Input material:
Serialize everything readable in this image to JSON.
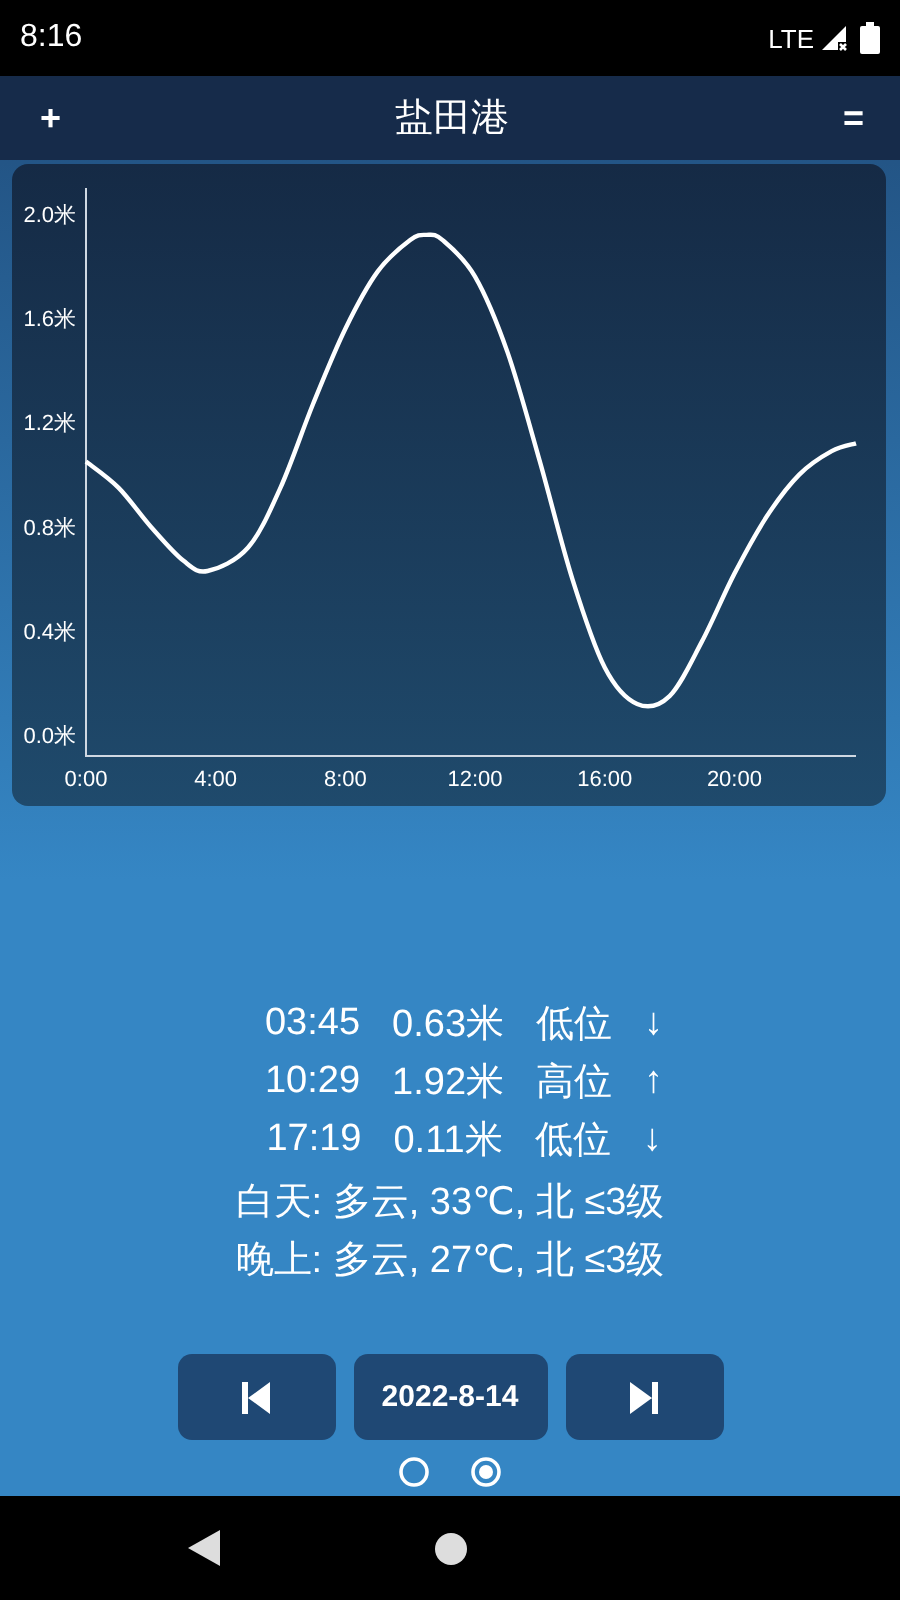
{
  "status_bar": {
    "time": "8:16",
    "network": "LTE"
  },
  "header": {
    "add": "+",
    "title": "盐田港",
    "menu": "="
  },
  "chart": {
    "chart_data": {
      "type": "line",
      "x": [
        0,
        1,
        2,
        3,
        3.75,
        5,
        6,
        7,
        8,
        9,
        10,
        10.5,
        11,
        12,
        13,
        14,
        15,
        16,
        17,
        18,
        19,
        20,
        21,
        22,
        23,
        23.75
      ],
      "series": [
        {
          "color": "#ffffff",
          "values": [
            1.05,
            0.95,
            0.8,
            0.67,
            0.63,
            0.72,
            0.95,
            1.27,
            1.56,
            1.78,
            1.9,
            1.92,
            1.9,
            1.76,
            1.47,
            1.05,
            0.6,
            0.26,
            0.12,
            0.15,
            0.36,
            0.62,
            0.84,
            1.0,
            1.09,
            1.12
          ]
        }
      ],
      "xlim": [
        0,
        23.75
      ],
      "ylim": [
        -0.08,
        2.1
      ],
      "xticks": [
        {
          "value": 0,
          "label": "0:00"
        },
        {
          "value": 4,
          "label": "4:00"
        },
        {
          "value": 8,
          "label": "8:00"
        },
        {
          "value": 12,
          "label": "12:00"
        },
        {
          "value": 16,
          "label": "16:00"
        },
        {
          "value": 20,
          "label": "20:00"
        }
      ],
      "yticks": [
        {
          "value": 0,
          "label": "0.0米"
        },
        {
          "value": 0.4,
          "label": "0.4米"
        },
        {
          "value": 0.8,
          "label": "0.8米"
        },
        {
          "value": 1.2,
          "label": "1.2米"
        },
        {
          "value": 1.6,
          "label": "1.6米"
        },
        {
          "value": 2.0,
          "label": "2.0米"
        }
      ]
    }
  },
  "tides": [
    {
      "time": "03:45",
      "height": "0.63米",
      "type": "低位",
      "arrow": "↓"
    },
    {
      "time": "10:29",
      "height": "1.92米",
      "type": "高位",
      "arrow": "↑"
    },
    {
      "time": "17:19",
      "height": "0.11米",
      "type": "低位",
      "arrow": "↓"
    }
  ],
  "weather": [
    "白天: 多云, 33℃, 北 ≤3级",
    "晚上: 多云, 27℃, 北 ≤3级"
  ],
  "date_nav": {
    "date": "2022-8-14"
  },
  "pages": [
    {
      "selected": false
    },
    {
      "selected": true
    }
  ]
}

* * *

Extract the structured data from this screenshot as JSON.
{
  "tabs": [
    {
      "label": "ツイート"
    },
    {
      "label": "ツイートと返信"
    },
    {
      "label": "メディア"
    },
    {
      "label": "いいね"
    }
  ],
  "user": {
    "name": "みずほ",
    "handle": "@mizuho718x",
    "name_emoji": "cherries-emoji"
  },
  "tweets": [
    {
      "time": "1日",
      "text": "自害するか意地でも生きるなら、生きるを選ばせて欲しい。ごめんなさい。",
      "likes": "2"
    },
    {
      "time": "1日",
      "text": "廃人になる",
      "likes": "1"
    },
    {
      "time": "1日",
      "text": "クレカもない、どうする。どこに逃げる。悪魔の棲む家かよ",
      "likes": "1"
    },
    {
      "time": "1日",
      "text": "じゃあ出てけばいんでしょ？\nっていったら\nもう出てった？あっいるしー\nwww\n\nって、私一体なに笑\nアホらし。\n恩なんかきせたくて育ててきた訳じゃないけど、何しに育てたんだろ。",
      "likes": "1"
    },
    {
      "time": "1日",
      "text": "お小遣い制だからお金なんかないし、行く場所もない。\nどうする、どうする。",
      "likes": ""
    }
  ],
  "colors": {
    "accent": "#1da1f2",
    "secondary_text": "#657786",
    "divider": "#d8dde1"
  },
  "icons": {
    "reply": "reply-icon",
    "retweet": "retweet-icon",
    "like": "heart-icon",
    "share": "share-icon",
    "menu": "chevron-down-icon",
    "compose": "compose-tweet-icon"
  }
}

Given exercise:
Report back each line of the entries that holds the string "height".

Exercise result:
      "height": "0.63米",
      "height": "1.92米",
      "height": "0.11米",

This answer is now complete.